(Stated exercise): Every record must be written out once more, with nothing added or omitted.

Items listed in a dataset
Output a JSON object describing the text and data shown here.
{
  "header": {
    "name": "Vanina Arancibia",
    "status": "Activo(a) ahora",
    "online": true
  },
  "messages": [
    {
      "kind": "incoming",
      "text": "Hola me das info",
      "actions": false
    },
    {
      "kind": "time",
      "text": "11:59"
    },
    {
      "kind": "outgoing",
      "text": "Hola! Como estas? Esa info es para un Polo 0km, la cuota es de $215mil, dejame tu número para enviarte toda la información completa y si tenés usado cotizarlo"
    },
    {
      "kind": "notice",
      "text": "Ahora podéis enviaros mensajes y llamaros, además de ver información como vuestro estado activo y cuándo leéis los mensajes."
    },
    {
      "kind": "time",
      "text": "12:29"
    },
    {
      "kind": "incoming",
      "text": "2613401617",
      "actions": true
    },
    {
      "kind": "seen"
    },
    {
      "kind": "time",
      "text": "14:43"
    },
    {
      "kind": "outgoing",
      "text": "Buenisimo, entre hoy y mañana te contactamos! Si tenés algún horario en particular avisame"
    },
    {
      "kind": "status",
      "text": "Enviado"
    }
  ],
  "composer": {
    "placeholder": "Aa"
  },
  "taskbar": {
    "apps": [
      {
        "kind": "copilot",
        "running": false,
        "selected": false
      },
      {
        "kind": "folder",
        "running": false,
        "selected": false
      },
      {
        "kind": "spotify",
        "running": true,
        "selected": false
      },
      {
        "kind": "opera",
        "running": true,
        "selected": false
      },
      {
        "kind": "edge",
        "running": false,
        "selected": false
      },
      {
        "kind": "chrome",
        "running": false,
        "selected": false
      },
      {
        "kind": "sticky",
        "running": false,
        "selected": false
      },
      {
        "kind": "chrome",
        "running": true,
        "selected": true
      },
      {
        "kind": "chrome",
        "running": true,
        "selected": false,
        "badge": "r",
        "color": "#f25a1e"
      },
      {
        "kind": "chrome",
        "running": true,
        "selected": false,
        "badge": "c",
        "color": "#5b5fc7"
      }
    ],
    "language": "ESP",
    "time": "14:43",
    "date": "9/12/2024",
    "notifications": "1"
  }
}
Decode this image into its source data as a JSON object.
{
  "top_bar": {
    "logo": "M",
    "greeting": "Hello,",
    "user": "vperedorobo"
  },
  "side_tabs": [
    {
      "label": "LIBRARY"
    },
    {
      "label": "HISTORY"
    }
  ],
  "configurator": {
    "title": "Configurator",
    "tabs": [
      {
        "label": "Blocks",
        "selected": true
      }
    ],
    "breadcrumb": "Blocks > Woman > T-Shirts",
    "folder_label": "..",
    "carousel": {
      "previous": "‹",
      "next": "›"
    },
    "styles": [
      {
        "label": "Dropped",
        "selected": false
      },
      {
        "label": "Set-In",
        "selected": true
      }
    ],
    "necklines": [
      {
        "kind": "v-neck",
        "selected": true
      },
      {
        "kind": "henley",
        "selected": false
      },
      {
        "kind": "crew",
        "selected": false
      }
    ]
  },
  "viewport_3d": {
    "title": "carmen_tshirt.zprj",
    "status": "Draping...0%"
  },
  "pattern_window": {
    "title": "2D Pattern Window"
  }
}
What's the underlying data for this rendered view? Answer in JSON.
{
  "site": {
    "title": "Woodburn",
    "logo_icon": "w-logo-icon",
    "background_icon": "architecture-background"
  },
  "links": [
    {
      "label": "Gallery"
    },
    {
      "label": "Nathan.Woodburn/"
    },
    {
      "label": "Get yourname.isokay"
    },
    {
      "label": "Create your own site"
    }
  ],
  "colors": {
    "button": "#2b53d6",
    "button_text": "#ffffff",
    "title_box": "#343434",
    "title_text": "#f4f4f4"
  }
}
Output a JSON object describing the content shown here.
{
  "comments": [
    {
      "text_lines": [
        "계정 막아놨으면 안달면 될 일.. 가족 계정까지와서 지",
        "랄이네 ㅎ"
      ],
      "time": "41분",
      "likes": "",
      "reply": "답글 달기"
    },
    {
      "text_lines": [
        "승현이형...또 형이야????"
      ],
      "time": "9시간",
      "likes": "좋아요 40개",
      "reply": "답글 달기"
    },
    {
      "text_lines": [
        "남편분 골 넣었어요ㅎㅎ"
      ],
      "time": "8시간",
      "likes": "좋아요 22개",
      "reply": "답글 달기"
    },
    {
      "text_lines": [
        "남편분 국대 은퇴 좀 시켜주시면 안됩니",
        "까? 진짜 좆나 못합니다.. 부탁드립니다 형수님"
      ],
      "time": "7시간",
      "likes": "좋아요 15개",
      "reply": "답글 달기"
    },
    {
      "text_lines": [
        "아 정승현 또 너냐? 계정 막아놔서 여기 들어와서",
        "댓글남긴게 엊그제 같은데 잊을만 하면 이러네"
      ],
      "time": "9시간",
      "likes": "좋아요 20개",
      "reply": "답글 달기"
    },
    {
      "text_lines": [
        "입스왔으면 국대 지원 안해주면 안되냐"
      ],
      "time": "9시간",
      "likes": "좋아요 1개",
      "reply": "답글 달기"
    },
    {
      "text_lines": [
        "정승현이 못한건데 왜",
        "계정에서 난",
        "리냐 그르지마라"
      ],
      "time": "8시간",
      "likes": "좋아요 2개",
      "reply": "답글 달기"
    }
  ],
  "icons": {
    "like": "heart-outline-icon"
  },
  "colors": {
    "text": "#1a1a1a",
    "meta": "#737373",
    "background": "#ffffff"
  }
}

(Expected answer):
Output a JSON object describing the text and data shown here.
{
  "header": {
    "name": "Vanina Arancibia",
    "status": "Activo(a) ahora",
    "online": true
  },
  "messages": [
    {
      "kind": "incoming",
      "text": "Hola me das info",
      "actions": false
    },
    {
      "kind": "time",
      "text": "11:59"
    },
    {
      "kind": "outgoing",
      "text": "Hola! Como estas? Esa info es para un Polo 0km, la cuota es de $215mil, dejame tu número para enviarte toda la información completa y si tenés usado cotizarlo"
    },
    {
      "kind": "notice",
      "text": "Ahora podéis enviaros mensajes y llamaros, además de ver información como vuestro estado activo y cuándo leéis los mensajes."
    },
    {
      "kind": "time",
      "text": "12:29"
    },
    {
      "kind": "incoming",
      "text": "2613401617",
      "actions": true
    },
    {
      "kind": "seen"
    },
    {
      "kind": "time",
      "text": "14:43"
    },
    {
      "kind": "outgoing",
      "text": "Buenisimo, entre hoy y mañana te contactamos! Si tenés algún horario en particular avisame"
    },
    {
      "kind": "status",
      "text": "Enviado"
    }
  ],
  "composer": {
    "placeholder": "Aa"
  },
  "taskbar": {
    "apps": [
      {
        "kind": "copilot",
        "running": false,
        "selected": false
      },
      {
        "kind": "folder",
        "running": false,
        "selected": false
      },
      {
        "kind": "spotify",
        "running": true,
        "selected": false
      },
      {
        "kind": "opera",
        "running": true,
        "selected": false
      },
      {
        "kind": "edge",
        "running": false,
        "selected": false
      },
      {
        "kind": "chrome",
        "running": false,
        "selected": false
      },
      {
        "kind": "sticky",
        "running": false,
        "selected": false
      },
      {
        "kind": "chrome",
        "running": true,
        "selected": true
      },
      {
        "kind": "chrome",
        "running": true,
        "selected": false,
        "badge": "r",
        "color": "#f25a1e"
      },
      {
        "kind": "chrome",
        "running": true,
        "selected": false,
        "badge": "c",
        "color": "#5b5fc7"
      }
    ],
    "language": "ESP",
    "time": "14:43",
    "date": "9/12/2024",
    "notifications": "1"
  }
}
Decode this image into its source data as a JSON object.
{
  "top_bar": {
    "logo": "M",
    "greeting": "Hello,",
    "user": "vperedorobo"
  },
  "side_tabs": [
    {
      "label": "LIBRARY"
    },
    {
      "label": "HISTORY"
    }
  ],
  "configurator": {
    "title": "Configurator",
    "tabs": [
      {
        "label": "Blocks",
        "selected": true
      }
    ],
    "breadcrumb": "Blocks > Woman > T-Shirts",
    "folder_label": "..",
    "carousel": {
      "previous": "‹",
      "next": "›"
    },
    "styles": [
      {
        "label": "Dropped",
        "selected": false
      },
      {
        "label": "Set-In",
        "selected": true
      }
    ],
    "necklines": [
      {
        "kind": "v-neck",
        "selected": true
      },
      {
        "kind": "henley",
        "selected": false
      },
      {
        "kind": "crew",
        "selected": false
      }
    ]
  },
  "viewport_3d": {
    "title": "carmen_tshirt.zprj",
    "status": "Draping...0%"
  },
  "pattern_window": {
    "title": "2D Pattern Window"
  }
}
What's the underlying data for this rendered view? Answer in JSON.
{
  "site": {
    "title": "Woodburn",
    "logo_icon": "w-logo-icon",
    "background_icon": "architecture-background"
  },
  "links": [
    {
      "label": "Gallery"
    },
    {
      "label": "Nathan.Woodburn/"
    },
    {
      "label": "Get yourname.isokay"
    },
    {
      "label": "Create your own site"
    }
  ],
  "colors": {
    "button": "#2b53d6",
    "button_text": "#ffffff",
    "title_box": "#343434",
    "title_text": "#f4f4f4"
  }
}
Output a JSON object describing the content shown here.
{
  "comments": [
    {
      "text_lines": [
        "계정 막아놨으면 안달면 될 일.. 가족 계정까지와서 지",
        "랄이네 ㅎ"
      ],
      "time": "41분",
      "likes": "",
      "reply": "답글 달기"
    },
    {
      "text_lines": [
        "승현이형...또 형이야????"
      ],
      "time": "9시간",
      "likes": "좋아요 40개",
      "reply": "답글 달기"
    },
    {
      "text_lines": [
        "남편분 골 넣었어요ㅎㅎ"
      ],
      "time": "8시간",
      "likes": "좋아요 22개",
      "reply": "답글 달기"
    },
    {
      "text_lines": [
        "남편분 국대 은퇴 좀 시켜주시면 안됩니",
        "까? 진짜 좆나 못합니다.. 부탁드립니다 형수님"
      ],
      "time": "7시간",
      "likes": "좋아요 15개",
      "reply": "답글 달기"
    },
    {
      "text_lines": [
        "아 정승현 또 너냐? 계정 막아놔서 여기 들어와서",
        "댓글남긴게 엊그제 같은데 잊을만 하면 이러네"
      ],
      "time": "9시간",
      "likes": "좋아요 20개",
      "reply": "답글 달기"
    },
    {
      "text_lines": [
        "입스왔으면 국대 지원 안해주면 안되냐"
      ],
      "time": "9시간",
      "likes": "좋아요 1개",
      "reply": "답글 달기"
    },
    {
      "text_lines": [
        "정승현이 못한건데 왜",
        "계정에서 난",
        "리냐 그르지마라"
      ],
      "time": "8시간",
      "likes": "좋아요 2개",
      "reply": "답글 달기"
    }
  ],
  "icons": {
    "like": "heart-outline-icon"
  },
  "colors": {
    "text": "#1a1a1a",
    "meta": "#737373",
    "background": "#ffffff"
  }
}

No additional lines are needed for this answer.